Entries
[Begin]

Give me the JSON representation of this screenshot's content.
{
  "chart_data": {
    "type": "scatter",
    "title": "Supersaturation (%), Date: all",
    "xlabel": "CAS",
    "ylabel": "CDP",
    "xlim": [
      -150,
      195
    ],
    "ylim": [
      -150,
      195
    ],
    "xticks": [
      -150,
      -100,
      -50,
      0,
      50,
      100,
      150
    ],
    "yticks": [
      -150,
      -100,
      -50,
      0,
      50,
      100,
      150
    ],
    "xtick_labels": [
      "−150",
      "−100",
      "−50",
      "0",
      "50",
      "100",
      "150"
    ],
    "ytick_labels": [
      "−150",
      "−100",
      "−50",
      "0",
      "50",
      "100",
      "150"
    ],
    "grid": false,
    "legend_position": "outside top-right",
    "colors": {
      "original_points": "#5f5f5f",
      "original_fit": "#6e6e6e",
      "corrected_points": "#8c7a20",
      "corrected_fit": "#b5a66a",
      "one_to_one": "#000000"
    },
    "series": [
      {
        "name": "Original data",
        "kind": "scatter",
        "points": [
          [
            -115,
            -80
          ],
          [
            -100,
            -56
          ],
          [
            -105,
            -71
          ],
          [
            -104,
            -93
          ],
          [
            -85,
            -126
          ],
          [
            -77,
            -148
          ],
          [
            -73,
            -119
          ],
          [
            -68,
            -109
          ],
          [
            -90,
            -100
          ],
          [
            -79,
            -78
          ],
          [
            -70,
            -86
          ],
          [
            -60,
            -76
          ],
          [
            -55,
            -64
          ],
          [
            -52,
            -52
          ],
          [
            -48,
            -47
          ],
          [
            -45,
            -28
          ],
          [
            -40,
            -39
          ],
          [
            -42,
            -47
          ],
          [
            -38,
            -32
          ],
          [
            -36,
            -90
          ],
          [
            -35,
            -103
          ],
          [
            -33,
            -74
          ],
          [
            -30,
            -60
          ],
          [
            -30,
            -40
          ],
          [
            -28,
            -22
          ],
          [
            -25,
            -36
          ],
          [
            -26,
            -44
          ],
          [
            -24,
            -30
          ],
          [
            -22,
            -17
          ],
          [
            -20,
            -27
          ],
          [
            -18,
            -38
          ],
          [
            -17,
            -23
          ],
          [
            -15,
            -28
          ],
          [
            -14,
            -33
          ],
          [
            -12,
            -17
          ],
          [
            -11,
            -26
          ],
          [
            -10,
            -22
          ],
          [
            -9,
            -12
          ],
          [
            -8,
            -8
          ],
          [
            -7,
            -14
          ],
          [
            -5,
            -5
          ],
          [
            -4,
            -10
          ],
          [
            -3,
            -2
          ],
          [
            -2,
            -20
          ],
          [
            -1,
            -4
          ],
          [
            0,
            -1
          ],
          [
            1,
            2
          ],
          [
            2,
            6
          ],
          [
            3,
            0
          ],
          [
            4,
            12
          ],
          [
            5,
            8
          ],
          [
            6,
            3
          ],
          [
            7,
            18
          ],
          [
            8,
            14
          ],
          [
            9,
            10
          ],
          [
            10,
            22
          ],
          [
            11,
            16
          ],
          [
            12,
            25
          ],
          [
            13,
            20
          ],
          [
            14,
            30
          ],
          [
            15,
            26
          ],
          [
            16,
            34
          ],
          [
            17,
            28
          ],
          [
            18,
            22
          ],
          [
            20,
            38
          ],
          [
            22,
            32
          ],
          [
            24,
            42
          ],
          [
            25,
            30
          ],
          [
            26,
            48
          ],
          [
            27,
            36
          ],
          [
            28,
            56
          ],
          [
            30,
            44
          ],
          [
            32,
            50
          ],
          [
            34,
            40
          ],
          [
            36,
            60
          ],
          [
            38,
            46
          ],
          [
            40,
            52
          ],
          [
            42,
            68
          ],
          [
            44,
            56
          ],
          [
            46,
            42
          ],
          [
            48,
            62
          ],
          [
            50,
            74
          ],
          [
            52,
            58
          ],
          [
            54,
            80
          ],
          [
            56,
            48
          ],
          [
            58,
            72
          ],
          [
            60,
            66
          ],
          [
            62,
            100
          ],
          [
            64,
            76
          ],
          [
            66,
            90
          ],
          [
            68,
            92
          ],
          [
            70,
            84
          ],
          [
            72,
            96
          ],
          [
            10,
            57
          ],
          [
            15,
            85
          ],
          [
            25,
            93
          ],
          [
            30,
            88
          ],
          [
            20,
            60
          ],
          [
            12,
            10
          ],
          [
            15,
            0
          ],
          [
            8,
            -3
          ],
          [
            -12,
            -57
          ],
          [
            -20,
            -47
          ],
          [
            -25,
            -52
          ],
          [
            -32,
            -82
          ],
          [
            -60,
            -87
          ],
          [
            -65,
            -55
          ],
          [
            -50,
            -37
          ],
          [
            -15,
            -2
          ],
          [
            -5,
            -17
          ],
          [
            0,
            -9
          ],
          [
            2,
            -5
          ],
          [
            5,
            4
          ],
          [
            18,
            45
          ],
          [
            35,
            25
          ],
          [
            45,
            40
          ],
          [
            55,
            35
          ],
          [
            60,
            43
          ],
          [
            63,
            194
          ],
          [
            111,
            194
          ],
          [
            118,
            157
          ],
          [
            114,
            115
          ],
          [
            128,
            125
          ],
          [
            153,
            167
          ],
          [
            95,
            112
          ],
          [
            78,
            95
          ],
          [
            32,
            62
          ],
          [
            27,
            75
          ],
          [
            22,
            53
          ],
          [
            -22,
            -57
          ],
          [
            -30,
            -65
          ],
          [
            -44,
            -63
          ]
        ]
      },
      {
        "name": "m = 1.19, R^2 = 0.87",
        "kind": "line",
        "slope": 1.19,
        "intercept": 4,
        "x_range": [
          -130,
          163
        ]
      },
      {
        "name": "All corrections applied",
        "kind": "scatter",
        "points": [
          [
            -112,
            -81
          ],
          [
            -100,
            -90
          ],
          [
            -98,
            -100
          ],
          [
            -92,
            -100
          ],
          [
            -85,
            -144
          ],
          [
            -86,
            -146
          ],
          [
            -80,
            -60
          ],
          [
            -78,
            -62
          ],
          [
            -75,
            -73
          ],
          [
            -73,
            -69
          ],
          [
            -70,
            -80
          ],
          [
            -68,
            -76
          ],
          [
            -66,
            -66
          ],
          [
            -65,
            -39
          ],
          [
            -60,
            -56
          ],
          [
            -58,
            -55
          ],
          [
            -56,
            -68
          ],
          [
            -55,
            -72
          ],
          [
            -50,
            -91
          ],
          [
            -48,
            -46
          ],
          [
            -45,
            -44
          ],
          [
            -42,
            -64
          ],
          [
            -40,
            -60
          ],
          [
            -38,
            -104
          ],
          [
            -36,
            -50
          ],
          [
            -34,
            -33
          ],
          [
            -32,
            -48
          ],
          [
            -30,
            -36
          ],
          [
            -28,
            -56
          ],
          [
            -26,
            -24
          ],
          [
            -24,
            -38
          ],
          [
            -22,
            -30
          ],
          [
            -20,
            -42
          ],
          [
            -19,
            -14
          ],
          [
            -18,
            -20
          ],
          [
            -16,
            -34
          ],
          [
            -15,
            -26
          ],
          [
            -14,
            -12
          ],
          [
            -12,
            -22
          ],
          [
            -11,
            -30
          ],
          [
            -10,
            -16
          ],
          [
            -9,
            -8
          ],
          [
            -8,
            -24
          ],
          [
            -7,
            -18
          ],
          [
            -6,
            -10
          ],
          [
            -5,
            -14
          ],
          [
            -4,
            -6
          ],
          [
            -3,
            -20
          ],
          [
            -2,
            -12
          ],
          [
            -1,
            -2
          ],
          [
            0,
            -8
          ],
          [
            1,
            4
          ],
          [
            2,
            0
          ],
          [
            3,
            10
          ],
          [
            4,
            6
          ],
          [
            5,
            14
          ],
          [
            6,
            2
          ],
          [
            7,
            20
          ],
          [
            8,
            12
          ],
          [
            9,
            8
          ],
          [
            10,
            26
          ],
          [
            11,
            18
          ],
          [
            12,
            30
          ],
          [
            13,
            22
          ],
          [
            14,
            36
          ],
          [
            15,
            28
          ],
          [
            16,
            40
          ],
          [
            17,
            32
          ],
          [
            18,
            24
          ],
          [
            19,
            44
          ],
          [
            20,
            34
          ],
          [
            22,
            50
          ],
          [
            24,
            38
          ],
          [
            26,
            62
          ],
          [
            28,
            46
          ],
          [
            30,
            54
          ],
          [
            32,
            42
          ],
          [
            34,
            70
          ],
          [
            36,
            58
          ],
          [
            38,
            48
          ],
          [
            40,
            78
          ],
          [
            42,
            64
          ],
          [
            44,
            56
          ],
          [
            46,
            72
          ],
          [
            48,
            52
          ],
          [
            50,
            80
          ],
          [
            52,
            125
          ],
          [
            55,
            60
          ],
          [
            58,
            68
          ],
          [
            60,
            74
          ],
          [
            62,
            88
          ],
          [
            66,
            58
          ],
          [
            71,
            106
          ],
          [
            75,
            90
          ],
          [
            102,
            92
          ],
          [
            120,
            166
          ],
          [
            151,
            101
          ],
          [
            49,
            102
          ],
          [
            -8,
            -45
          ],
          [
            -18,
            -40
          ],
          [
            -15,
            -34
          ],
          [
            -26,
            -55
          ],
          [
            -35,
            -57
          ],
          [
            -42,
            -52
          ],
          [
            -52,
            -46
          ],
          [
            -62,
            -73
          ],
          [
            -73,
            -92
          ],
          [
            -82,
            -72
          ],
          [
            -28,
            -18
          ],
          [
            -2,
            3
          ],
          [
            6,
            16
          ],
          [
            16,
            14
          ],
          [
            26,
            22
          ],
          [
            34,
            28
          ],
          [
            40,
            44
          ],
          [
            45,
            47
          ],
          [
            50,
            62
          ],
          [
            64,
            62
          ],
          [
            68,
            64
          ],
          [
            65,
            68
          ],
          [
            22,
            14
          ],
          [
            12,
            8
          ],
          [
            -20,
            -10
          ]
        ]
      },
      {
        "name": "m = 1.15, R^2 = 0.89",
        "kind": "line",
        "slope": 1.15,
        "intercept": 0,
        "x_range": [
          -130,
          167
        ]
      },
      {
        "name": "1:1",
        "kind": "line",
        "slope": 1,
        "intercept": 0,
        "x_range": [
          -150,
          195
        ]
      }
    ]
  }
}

[End]

Instructions to follow
For each line of the entries that includes "name", show that line.

The answer
        "name": "Original data",
        "name": "m = 1.19, R^2 = 0.87",
        "name": "All corrections applied",
        "name": "m = 1.15, R^2 = 0.89",
        "name": "1:1",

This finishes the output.